◆ DESCRIPTION OF THE TASK ◆
Using the listing below, select the lines with the word "title" and copy them.

◆ DATA FOR THE TASK ◆

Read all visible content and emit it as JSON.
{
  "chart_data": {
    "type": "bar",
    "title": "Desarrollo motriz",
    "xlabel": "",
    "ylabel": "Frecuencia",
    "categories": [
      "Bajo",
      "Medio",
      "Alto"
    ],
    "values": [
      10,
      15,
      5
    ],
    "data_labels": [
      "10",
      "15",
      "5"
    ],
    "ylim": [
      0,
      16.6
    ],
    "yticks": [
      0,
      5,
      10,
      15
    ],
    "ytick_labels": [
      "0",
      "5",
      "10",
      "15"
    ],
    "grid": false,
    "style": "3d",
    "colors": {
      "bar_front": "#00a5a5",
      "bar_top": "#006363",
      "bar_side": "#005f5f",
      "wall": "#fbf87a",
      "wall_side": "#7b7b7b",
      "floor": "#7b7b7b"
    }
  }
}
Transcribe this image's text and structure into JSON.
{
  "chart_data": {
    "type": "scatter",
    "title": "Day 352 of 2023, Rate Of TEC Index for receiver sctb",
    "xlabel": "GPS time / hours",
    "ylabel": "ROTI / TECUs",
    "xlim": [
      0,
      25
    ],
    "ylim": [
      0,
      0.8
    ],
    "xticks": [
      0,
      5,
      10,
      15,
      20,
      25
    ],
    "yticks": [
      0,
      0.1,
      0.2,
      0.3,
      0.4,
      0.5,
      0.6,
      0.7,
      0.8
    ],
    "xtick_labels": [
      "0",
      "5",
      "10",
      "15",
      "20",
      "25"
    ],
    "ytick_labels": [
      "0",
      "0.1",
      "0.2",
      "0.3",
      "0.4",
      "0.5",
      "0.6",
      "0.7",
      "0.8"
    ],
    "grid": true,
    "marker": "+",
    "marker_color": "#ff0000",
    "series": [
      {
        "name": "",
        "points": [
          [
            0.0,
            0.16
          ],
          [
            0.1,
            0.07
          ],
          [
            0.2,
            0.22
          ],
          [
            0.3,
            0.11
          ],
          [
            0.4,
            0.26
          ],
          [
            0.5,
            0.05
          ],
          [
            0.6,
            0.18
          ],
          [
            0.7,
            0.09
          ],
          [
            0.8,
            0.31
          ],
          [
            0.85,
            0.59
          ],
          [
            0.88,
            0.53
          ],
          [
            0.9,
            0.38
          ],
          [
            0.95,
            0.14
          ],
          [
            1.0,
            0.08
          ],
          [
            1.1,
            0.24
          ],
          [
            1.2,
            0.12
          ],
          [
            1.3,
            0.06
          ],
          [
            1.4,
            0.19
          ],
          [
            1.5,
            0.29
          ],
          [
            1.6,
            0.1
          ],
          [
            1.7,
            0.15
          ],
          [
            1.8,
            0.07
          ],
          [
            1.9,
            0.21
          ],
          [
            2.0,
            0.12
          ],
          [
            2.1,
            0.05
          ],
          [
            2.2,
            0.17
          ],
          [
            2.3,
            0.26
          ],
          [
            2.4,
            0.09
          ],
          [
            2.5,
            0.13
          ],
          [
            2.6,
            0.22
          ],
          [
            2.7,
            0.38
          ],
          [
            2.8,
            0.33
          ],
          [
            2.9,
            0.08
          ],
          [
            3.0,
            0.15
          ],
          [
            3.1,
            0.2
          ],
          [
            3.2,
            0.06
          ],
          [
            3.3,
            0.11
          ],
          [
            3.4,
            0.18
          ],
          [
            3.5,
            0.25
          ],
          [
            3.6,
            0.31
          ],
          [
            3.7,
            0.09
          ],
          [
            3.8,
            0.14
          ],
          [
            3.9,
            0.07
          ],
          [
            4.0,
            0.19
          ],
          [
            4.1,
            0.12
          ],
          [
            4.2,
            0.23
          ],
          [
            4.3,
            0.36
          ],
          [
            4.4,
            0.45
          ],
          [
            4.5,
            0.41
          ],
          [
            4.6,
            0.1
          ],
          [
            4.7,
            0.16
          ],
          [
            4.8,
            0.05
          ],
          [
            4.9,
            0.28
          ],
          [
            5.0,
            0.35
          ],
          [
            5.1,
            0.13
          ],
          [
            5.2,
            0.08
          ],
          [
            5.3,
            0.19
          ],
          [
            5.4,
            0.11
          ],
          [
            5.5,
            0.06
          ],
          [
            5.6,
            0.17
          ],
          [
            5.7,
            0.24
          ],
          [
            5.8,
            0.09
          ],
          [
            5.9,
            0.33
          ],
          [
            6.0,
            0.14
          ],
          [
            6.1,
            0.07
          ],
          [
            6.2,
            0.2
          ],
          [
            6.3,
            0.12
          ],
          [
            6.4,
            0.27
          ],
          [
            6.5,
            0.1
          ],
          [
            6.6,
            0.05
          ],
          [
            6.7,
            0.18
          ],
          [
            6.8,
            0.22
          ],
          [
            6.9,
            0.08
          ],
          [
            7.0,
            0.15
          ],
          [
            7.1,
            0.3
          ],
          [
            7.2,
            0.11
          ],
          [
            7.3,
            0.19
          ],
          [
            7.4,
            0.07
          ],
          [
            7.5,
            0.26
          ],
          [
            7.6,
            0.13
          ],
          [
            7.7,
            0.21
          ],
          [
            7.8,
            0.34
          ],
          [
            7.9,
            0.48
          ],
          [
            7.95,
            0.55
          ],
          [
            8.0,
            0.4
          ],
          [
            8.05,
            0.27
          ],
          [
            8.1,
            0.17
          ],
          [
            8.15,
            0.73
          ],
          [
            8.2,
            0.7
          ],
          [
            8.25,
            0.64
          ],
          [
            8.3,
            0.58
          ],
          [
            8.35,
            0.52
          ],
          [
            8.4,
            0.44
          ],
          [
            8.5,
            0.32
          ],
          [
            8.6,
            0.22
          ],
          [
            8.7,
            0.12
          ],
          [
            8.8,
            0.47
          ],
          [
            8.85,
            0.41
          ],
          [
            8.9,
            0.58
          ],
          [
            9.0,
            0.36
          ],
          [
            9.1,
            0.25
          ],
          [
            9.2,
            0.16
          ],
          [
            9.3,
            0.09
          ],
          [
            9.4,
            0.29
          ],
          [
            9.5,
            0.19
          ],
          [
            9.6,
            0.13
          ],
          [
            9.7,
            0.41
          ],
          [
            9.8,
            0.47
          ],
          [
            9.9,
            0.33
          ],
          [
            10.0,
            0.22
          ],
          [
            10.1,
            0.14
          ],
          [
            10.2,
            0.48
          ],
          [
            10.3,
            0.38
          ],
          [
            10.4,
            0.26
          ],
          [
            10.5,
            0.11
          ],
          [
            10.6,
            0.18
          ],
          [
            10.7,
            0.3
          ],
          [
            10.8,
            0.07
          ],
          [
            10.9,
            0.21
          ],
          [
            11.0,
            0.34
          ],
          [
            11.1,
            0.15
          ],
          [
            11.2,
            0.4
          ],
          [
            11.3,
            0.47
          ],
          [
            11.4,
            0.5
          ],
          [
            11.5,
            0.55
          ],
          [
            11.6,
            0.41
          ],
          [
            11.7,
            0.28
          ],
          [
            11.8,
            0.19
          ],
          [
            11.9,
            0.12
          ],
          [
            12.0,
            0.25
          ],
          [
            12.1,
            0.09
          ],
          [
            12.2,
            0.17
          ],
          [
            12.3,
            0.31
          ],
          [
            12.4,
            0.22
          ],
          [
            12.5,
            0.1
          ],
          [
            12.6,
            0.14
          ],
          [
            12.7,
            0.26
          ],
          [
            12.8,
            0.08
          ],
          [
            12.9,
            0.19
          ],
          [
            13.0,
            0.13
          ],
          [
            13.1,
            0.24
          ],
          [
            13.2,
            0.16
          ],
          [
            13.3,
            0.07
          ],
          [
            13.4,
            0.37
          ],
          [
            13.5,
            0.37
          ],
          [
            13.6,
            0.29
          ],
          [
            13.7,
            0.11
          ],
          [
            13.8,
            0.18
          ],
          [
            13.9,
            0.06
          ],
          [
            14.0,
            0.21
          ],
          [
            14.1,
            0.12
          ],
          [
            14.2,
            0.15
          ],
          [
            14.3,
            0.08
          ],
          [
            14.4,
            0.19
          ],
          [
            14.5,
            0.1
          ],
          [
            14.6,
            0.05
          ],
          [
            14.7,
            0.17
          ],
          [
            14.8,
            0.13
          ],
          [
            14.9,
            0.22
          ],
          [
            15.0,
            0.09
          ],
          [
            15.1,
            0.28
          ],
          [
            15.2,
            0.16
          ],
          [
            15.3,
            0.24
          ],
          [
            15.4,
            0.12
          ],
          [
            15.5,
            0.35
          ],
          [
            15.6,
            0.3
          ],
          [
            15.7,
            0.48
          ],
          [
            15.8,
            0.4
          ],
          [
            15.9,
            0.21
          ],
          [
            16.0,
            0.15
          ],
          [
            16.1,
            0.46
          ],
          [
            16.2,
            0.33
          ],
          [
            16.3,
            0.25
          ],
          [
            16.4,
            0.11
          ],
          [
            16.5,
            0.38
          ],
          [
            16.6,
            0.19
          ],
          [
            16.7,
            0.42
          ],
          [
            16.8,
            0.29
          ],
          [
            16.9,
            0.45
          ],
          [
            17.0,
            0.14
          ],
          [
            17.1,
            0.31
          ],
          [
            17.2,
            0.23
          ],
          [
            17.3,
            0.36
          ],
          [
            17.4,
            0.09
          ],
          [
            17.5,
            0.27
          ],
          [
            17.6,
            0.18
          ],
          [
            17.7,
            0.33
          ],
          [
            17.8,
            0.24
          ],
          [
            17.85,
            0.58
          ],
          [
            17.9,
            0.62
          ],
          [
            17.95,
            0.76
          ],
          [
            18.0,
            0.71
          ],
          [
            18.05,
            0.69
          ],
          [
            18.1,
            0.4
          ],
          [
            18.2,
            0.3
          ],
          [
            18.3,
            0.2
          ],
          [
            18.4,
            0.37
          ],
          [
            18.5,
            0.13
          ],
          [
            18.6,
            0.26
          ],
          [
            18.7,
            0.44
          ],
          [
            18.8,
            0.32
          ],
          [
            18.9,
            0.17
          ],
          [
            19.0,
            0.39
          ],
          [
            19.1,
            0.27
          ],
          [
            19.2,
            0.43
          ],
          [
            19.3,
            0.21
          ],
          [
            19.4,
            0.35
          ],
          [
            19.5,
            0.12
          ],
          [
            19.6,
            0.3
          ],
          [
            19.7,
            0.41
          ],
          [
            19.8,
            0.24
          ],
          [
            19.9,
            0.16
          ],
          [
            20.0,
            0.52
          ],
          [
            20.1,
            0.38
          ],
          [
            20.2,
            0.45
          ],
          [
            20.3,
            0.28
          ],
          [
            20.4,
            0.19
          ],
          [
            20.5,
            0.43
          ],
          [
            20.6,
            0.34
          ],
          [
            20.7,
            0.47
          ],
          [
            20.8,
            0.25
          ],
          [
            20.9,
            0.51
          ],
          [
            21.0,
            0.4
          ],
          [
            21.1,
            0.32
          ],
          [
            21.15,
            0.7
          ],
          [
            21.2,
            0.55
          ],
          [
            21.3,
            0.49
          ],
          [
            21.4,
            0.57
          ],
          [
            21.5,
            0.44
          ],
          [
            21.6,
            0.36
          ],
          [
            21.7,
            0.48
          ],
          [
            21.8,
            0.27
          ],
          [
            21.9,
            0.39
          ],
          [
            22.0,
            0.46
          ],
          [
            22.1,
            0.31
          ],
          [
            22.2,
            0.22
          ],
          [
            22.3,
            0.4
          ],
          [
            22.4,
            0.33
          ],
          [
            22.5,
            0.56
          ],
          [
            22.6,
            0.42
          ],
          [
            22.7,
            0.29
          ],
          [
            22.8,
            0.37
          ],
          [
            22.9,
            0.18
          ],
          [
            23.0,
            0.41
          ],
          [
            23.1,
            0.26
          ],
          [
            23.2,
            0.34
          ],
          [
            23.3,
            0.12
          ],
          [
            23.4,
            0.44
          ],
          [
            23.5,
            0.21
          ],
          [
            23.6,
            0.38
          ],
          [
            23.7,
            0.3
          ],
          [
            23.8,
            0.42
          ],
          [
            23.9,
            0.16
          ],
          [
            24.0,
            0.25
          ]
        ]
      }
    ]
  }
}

◆ THE OUTPUT ◆
    "title": "Desarrollo motriz",
    "title": "Day 352 of 2023, Rate Of TEC Index for receiver sctb",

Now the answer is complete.